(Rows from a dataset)
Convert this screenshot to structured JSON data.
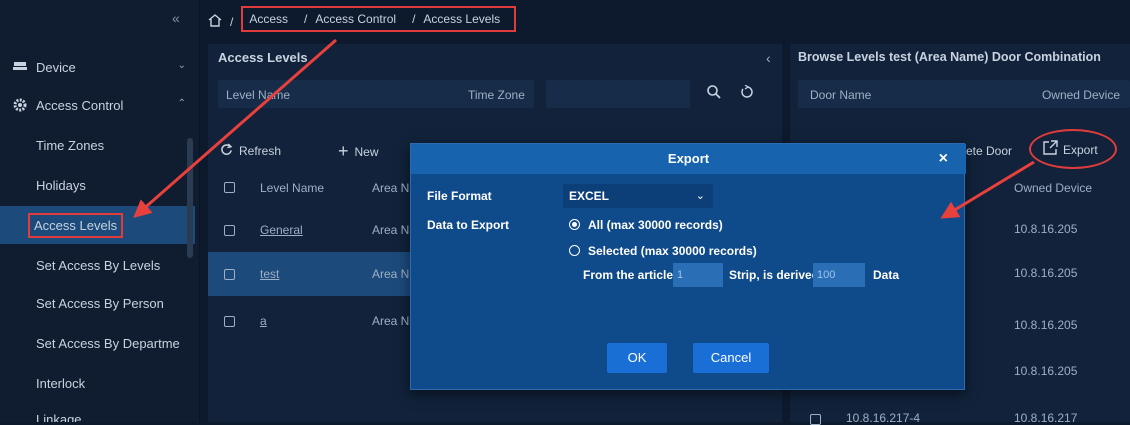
{
  "sidebar": {
    "collapse_glyph": "«",
    "device": "Device",
    "access_control": "Access Control",
    "items": [
      "Time Zones",
      "Holidays",
      "Access Levels",
      "Set Access By Levels",
      "Set Access By Person",
      "Set Access By Departme",
      "Interlock",
      "Linkage"
    ]
  },
  "breadcrumb": {
    "home_sep": "/",
    "items": [
      "Access",
      "Access Control",
      "Access Levels"
    ],
    "sep": "/"
  },
  "levels": {
    "title": "Access Levels",
    "collapse_glyph": "‹",
    "level_name_ph": "Level Name",
    "time_zone_ph": "Time Zone",
    "refresh": "Refresh",
    "new": "New",
    "col_level": "Level Name",
    "col_area": "Area N",
    "rows": [
      {
        "name": "General",
        "area": "Area N"
      },
      {
        "name": "test",
        "area": "Area N"
      },
      {
        "name": "a",
        "area": "Area N"
      }
    ]
  },
  "doors": {
    "title": "Browse Levels test  (Area Name)  Door Combination",
    "door_name_ph": "Door Name",
    "owned_device_ph": "Owned Device",
    "delete_door": "ete Door",
    "export": "Export",
    "col_owned": "Owned Device",
    "rows": [
      {
        "door": "",
        "device": "10.8.16.205"
      },
      {
        "door": "",
        "device": "10.8.16.205"
      },
      {
        "door": "",
        "device": "10.8.16.205"
      },
      {
        "door": "",
        "device": "10.8.16.205"
      },
      {
        "door": "10.8.16.217-4",
        "device": "10.8.16.217"
      }
    ]
  },
  "modal": {
    "title": "Export",
    "close": "×",
    "file_format_label": "File Format",
    "file_format_value": "EXCEL",
    "data_label": "Data to Export",
    "opt_all": "All (max 30000 records)",
    "opt_selected": "Selected (max 30000 records)",
    "from_text": "From the article",
    "from_value": "1",
    "strip_text": "Strip, is derived",
    "strip_value": "100",
    "data_text": "Data",
    "ok": "OK",
    "cancel": "Cancel"
  },
  "colors": {
    "accent": "#1a6fd6",
    "annotation": "#e03c3c",
    "active": "#1c4a7a"
  }
}
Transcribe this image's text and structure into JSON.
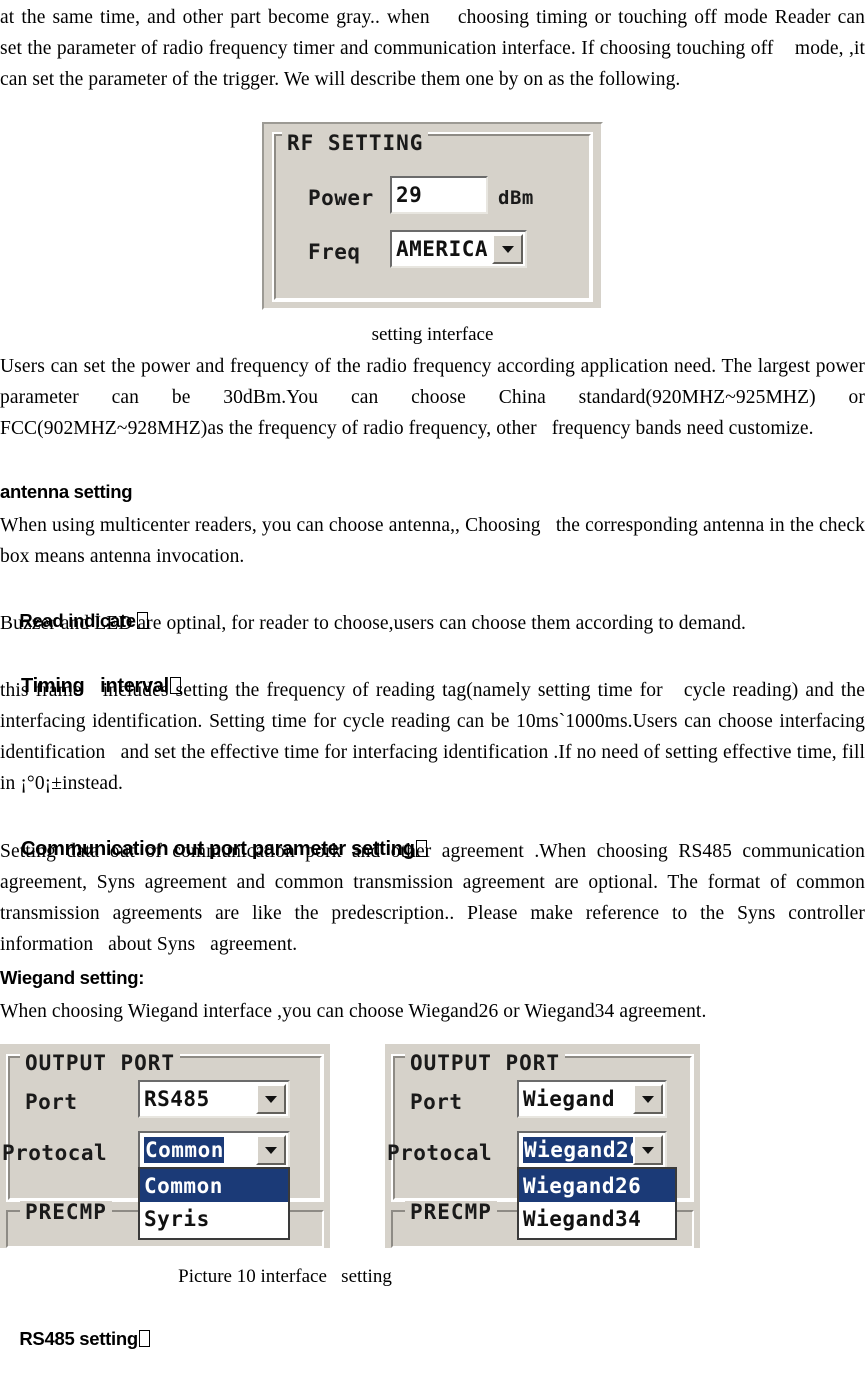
{
  "document": {
    "paragraphs": {
      "intro": "at the same time, and other part become gray.. when    choosing timing or touching off mode Reader can    set the parameter of radio frequency timer and communication interface. If choosing touching off    mode, ,it can set the parameter of the trigger. We will describe them one by on as the following.",
      "rf_caption": "setting interface",
      "rf_body": "Users can set the power and frequency of the radio frequency according application need. The largest power parameter can be 30dBm.You can choose China standard(920MHZ~925MHZ) or FCC(902MHZ~928MHZ)as the frequency of radio frequency, other   frequency bands need customize.",
      "antenna_body": "When using multicenter readers, you can choose antenna,, Choosing   the corresponding antenna in the check box means antenna invocation.",
      "read_indicate_body": "Buzzer and LED are optinal, for reader to choose,users can choose them according to demand.",
      "timing_body": "this frame   includes setting the frequency of reading tag(namely setting time for   cycle reading) and the interfacing identification. Setting time for cycle reading can be 10ms`1000ms.Users can choose interfacing identification   and set the effective time for interfacing identification .If no need of setting effective time, fill in ¡°0¡±instead.",
      "comm_body": "Setting data out of communication pork and other agreement .When choosing RS485 communication agreement, Syns agreement and common transmission agreement are optional. The format of common transmission agreements are like the predescription.. Please make reference to the Syns controller information   about Syns   agreement.",
      "wiegand_body": "When choosing Wiegand interface ,you can choose Wiegand26 or Wiegand34 agreement.",
      "picture10_caption": "Picture 10 interface   setting"
    },
    "headings": {
      "antenna": "antenna setting",
      "read_indicate": "Read indicate",
      "timing_interval": "Timing   interval",
      "communication": "Communication out port parameter setting",
      "wiegand": "Wiegand setting:",
      "rs485": "RS485 setting"
    }
  },
  "rf_dialog": {
    "group_title": "RF SETTING",
    "power_label": "Power",
    "power_value": "29",
    "power_unit": "dBm",
    "freq_label": "Freq",
    "freq_value": "AMERICA",
    "combo_arrow": "chevron-down-icon"
  },
  "output_port_left": {
    "group_title": "OUTPUT PORT",
    "port_label": "Port",
    "port_value": "RS485",
    "protocol_label": "Protocal",
    "protocol_value": "Common",
    "dropdown_options": [
      "Common",
      "Syris"
    ],
    "dropdown_selected_index": 0,
    "precmp_title": "PRECMP"
  },
  "output_port_right": {
    "group_title": "OUTPUT PORT",
    "port_label": "Port",
    "port_value": "Wiegand",
    "protocol_label": "Protocal",
    "protocol_value": "Wiegand26",
    "dropdown_options": [
      "Wiegand26",
      "Wiegand34"
    ],
    "dropdown_selected_index": 0,
    "precmp_title": "PRECMP"
  },
  "colors": {
    "dialog_face": "#d6d2ca",
    "selection_blue": "#1b3a77",
    "field_white": "#ffffff",
    "text_black": "#000000"
  }
}
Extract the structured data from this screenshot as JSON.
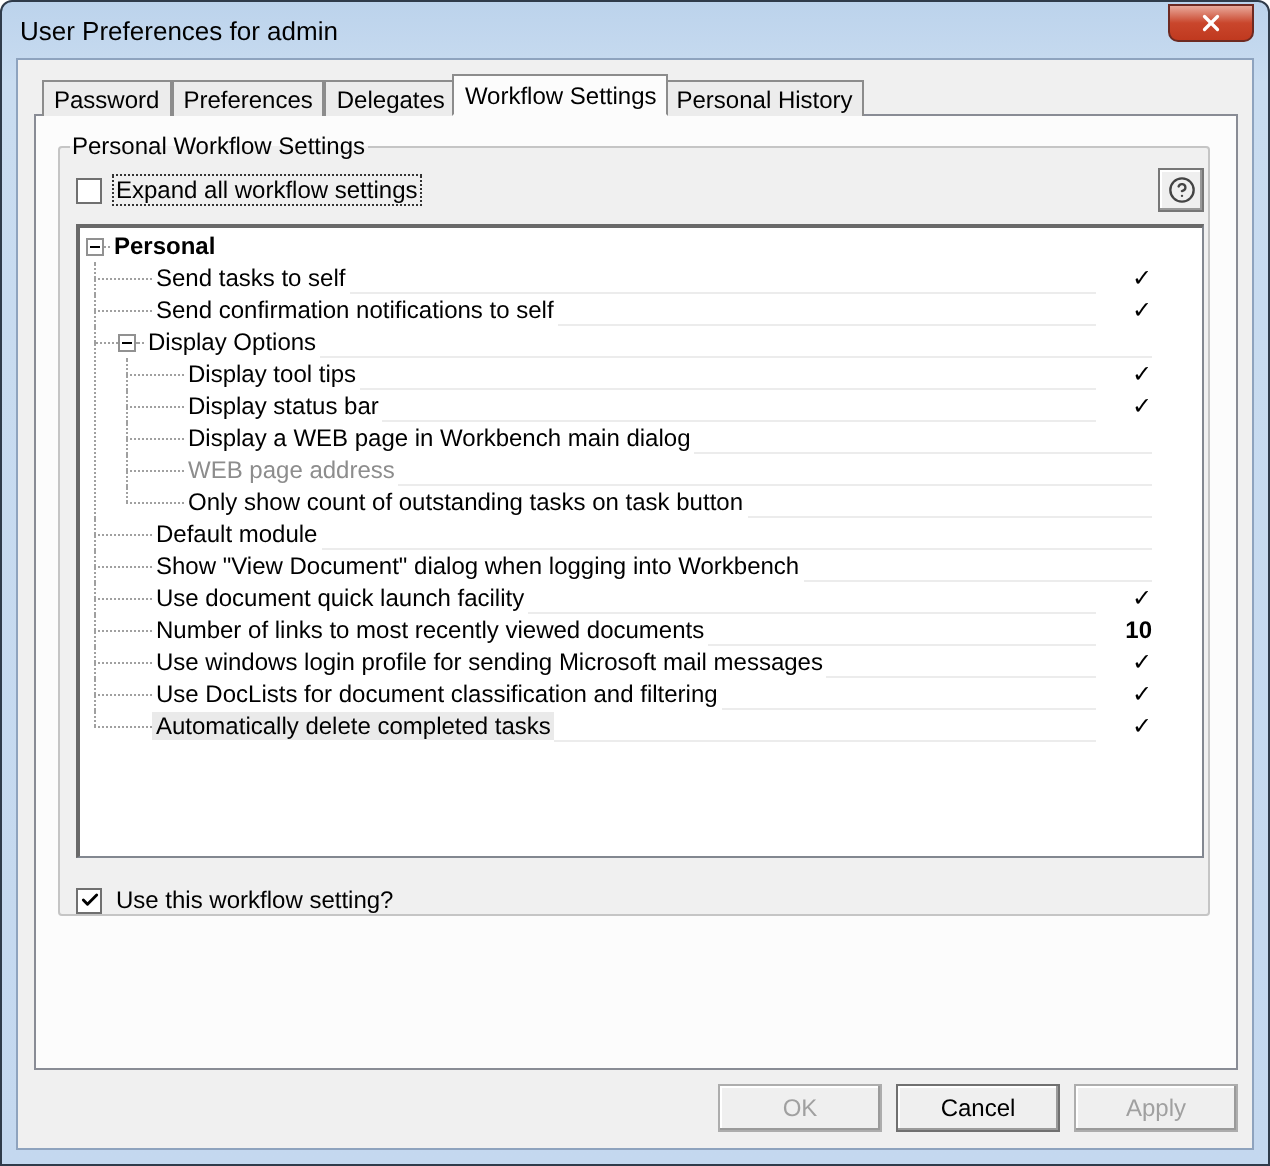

■ Set task
Without the pictures, repeat the listing above exactly.

■ Result
Convert this screenshot to structured JSON data.
{
  "sidebar": {
    "collapse_glyph": "«",
    "device": "Device",
    "access_control": "Access Control",
    "items": [
      "Time Zones",
      "Holidays",
      "Access Levels",
      "Set Access By Levels",
      "Set Access By Person",
      "Set Access By Departme",
      "Interlock",
      "Linkage"
    ]
  },
  "breadcrumb": {
    "home_sep": "/",
    "items": [
      "Access",
      "Access Control",
      "Access Levels"
    ],
    "sep": "/"
  },
  "levels": {
    "title": "Access Levels",
    "collapse_glyph": "‹",
    "level_name_ph": "Level Name",
    "time_zone_ph": "Time Zone",
    "refresh": "Refresh",
    "new": "New",
    "col_level": "Level Name",
    "col_area": "Area N",
    "rows": [
      {
        "name": "General",
        "area": "Area N"
      },
      {
        "name": "test",
        "area": "Area N"
      },
      {
        "name": "a",
        "area": "Area N"
      }
    ]
  },
  "doors": {
    "title": "Browse Levels test  (Area Name)  Door Combination",
    "door_name_ph": "Door Name",
    "owned_device_ph": "Owned Device",
    "delete_door": "ete Door",
    "export": "Export",
    "col_owned": "Owned Device",
    "rows": [
      {
        "door": "",
        "device": "10.8.16.205"
      },
      {
        "door": "",
        "device": "10.8.16.205"
      },
      {
        "door": "",
        "device": "10.8.16.205"
      },
      {
        "door": "",
        "device": "10.8.16.205"
      },
      {
        "door": "10.8.16.217-4",
        "device": "10.8.16.217"
      }
    ]
  },
  "modal": {
    "title": "Export",
    "close": "×",
    "file_format_label": "File Format",
    "file_format_value": "EXCEL",
    "data_label": "Data to Export",
    "opt_all": "All (max 30000 records)",
    "opt_selected": "Selected (max 30000 records)",
    "from_text": "From the article",
    "from_value": "1",
    "strip_text": "Strip, is derived",
    "strip_value": "100",
    "data_text": "Data",
    "ok": "OK",
    "cancel": "Cancel"
  },
  "colors": {
    "accent": "#1a6fd6",
    "annotation": "#e03c3c",
    "active": "#1c4a7a"
  }
}
Transcribe this image's text and structure into JSON.
{
  "document": {
    "paragraphs": {
      "intro": "at the same time, and other part become gray.. when    choosing timing or touching off mode Reader can    set the parameter of radio frequency timer and communication interface. If choosing touching off    mode, ,it can set the parameter of the trigger. We will describe them one by on as the following.",
      "rf_caption": "setting interface",
      "rf_body": "Users can set the power and frequency of the radio frequency according application need. The largest power parameter can be 30dBm.You can choose China standard(920MHZ~925MHZ) or FCC(902MHZ~928MHZ)as the frequency of radio frequency, other   frequency bands need customize.",
      "antenna_body": "When using multicenter readers, you can choose antenna,, Choosing   the corresponding antenna in the check box means antenna invocation.",
      "read_indicate_body": "Buzzer and LED are optinal, for reader to choose,users can choose them according to demand.",
      "timing_body": "this frame   includes setting the frequency of reading tag(namely setting time for   cycle reading) and the interfacing identification. Setting time for cycle reading can be 10ms`1000ms.Users can choose interfacing identification   and set the effective time for interfacing identification .If no need of setting effective time, fill in ¡°0¡±instead.",
      "comm_body": "Setting data out of communication pork and other agreement .When choosing RS485 communication agreement, Syns agreement and common transmission agreement are optional. The format of common transmission agreements are like the predescription.. Please make reference to the Syns controller information   about Syns   agreement.",
      "wiegand_body": "When choosing Wiegand interface ,you can choose Wiegand26 or Wiegand34 agreement.",
      "picture10_caption": "Picture 10 interface   setting"
    },
    "headings": {
      "antenna": "antenna setting",
      "read_indicate": "Read indicate",
      "timing_interval": "Timing   interval",
      "communication": "Communication out port parameter setting",
      "wiegand": "Wiegand setting:",
      "rs485": "RS485 setting"
    }
  },
  "rf_dialog": {
    "group_title": "RF SETTING",
    "power_label": "Power",
    "power_value": "29",
    "power_unit": "dBm",
    "freq_label": "Freq",
    "freq_value": "AMERICA",
    "combo_arrow": "chevron-down-icon"
  },
  "output_port_left": {
    "group_title": "OUTPUT PORT",
    "port_label": "Port",
    "port_value": "RS485",
    "protocol_label": "Protocal",
    "protocol_value": "Common",
    "dropdown_options": [
      "Common",
      "Syris"
    ],
    "dropdown_selected_index": 0,
    "precmp_title": "PRECMP"
  },
  "output_port_right": {
    "group_title": "OUTPUT PORT",
    "port_label": "Port",
    "port_value": "Wiegand",
    "protocol_label": "Protocal",
    "protocol_value": "Wiegand26",
    "dropdown_options": [
      "Wiegand26",
      "Wiegand34"
    ],
    "dropdown_selected_index": 0,
    "precmp_title": "PRECMP"
  },
  "colors": {
    "dialog_face": "#d6d2ca",
    "selection_blue": "#1b3a77",
    "field_white": "#ffffff",
    "text_black": "#000000"
  }
}
Extract the structured data from this screenshot as JSON.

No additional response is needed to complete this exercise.